### PROBLEM REQUIREMENTS
Reproduce all the lines exactly as they stand, apart from the pictures.

### PROVIDED MATERIAL
----
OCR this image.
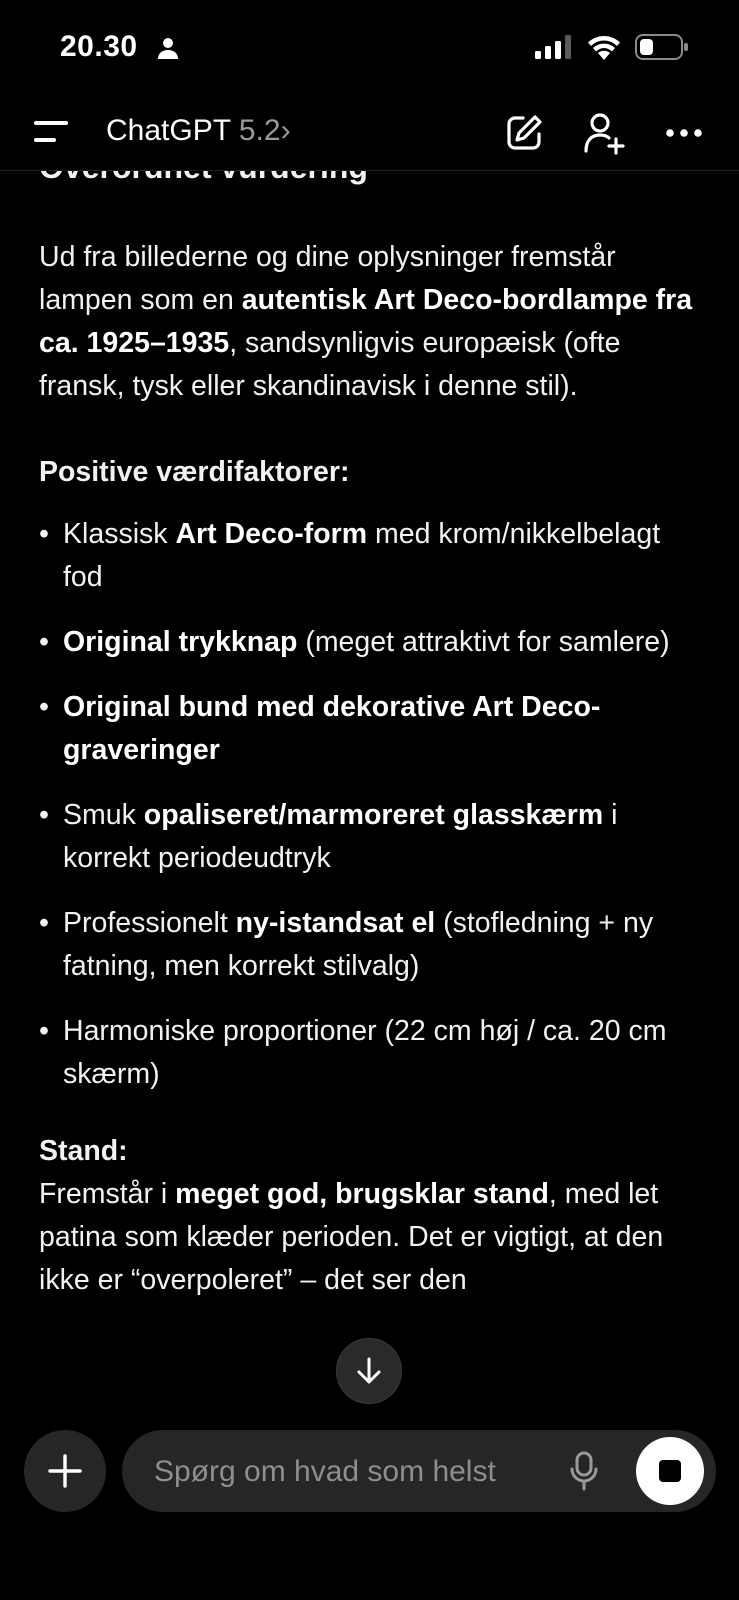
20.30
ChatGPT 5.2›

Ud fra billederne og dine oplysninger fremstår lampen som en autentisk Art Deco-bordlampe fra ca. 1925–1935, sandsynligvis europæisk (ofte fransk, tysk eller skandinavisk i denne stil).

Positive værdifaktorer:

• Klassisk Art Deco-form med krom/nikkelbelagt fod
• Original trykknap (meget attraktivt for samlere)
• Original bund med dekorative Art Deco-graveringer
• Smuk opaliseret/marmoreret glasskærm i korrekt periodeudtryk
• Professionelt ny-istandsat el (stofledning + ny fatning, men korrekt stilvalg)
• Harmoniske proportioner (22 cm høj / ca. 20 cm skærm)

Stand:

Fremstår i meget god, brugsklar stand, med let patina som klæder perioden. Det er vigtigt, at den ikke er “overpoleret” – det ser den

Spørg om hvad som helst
----
### OUTPUT FOR THIS EXERCISE
OCR this image.
20.30
ChatGPT 5.2›

Ud fra billederne og dine oplysninger fremstår lampen som en autentisk Art Deco-bordlampe fra ca. 1925–1935, sandsynligvis europæisk (ofte fransk, tysk eller skandinavisk i denne stil).

Positive værdifaktorer:

• Klassisk Art Deco-form med krom/nikkelbelagt fod
• Original trykknap (meget attraktivt for samlere)
• Original bund med dekorative Art Deco-graveringer
• Smuk opaliseret/marmoreret glasskærm i korrekt periodeudtryk
• Professionelt ny-istandsat el (stofledning + ny fatning, men korrekt stilvalg)
• Harmoniske proportioner (22 cm høj / ca. 20 cm skærm)

Stand:

Fremstår i meget god, brugsklar stand, med let patina som klæder perioden. Det er vigtigt, at den ikke er “overpoleret” – det ser den

Spørg om hvad som helst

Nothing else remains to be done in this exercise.